Task brief.
Tell how many lines in the data below include the word "List". The answer is the number only.

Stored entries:
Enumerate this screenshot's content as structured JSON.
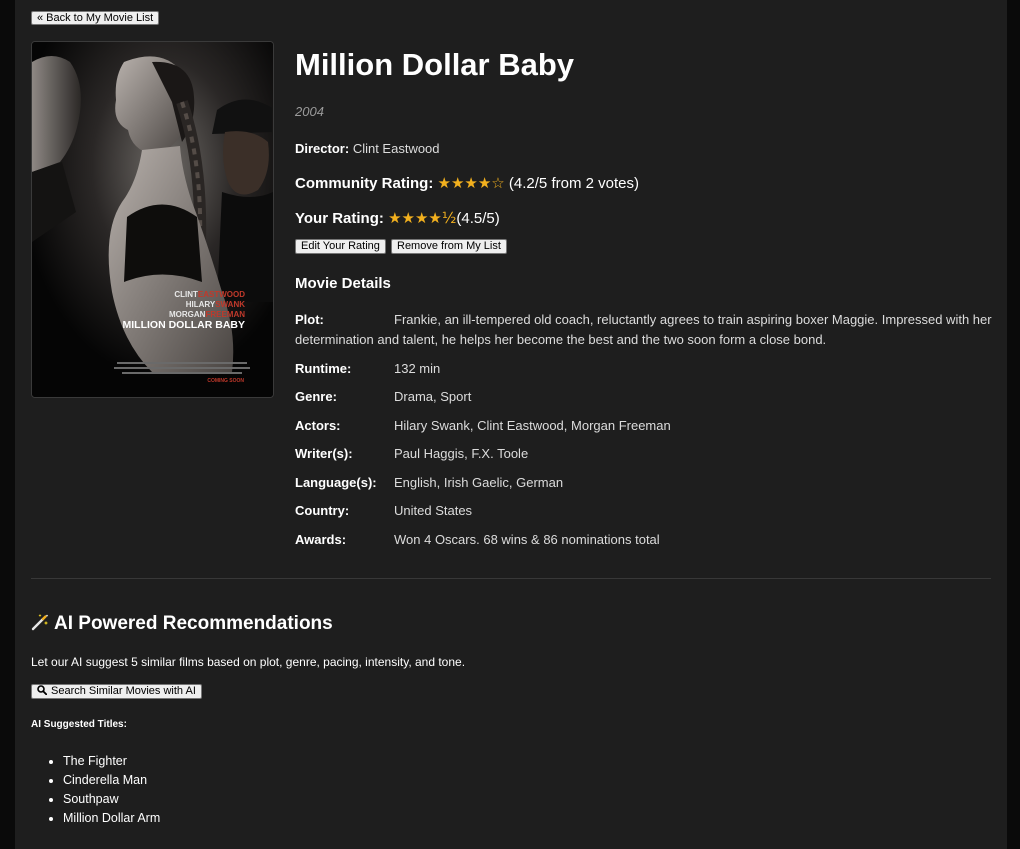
{
  "nav": {
    "back_label": "« Back to My Movie List"
  },
  "poster": {
    "credit_first_names": [
      "CLINT",
      "HILARY",
      "MORGAN"
    ],
    "credit_last_names": [
      "EASTWOOD",
      "SWANK",
      "FREEMAN"
    ],
    "poster_title": "MILLION DOLLAR BABY",
    "release_note": "COMING SOON",
    "accent_color": "#c0392b"
  },
  "movie": {
    "title": "Million Dollar Baby",
    "year": "2004",
    "director_label": "Director:",
    "director": "Clint Eastwood"
  },
  "ratings": {
    "community_label": "Community Rating:",
    "community_stars": "★★★★☆",
    "community_text": "(4.2/5 from 2 votes)",
    "community_value": 4.2,
    "community_votes": 2,
    "your_label": "Your Rating:",
    "your_stars": "★★★★½",
    "your_text": "(4.5/5)",
    "your_value": 4.5,
    "star_color": "#f2b01e"
  },
  "actions": {
    "edit_label": "Edit Your Rating",
    "remove_label": "Remove from My List"
  },
  "details": {
    "heading": "Movie Details",
    "plot_label": "Plot:",
    "plot": "Frankie, an ill-tempered old coach, reluctantly agrees to train aspiring boxer Maggie. Impressed with her determination and talent, he helps her become the best and the two soon form a close bond.",
    "rows": [
      {
        "label": "Runtime:",
        "value": "132 min"
      },
      {
        "label": "Genre:",
        "value": "Drama, Sport"
      },
      {
        "label": "Actors:",
        "value": "Hilary Swank, Clint Eastwood, Morgan Freeman"
      },
      {
        "label": "Writer(s):",
        "value": "Paul Haggis, F.X. Toole"
      },
      {
        "label": "Language(s):",
        "value": "English, Irish Gaelic, German"
      },
      {
        "label": "Country:",
        "value": "United States"
      },
      {
        "label": "Awards:",
        "value": "Won 4 Oscars. 68 wins & 86 nominations total"
      }
    ]
  },
  "ai": {
    "icon": "magic-wand-icon",
    "heading": "AI Powered Recommendations",
    "description": "Let our AI suggest 5 similar films based on plot, genre, pacing, intensity, and tone.",
    "search_icon": "search-icon",
    "button_label": "Search Similar Movies with AI",
    "suggested_label": "AI Suggested Titles:",
    "suggestions": [
      "The Fighter",
      "Cinderella Man",
      "Southpaw",
      "Million Dollar Arm"
    ]
  }
}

Reply.
2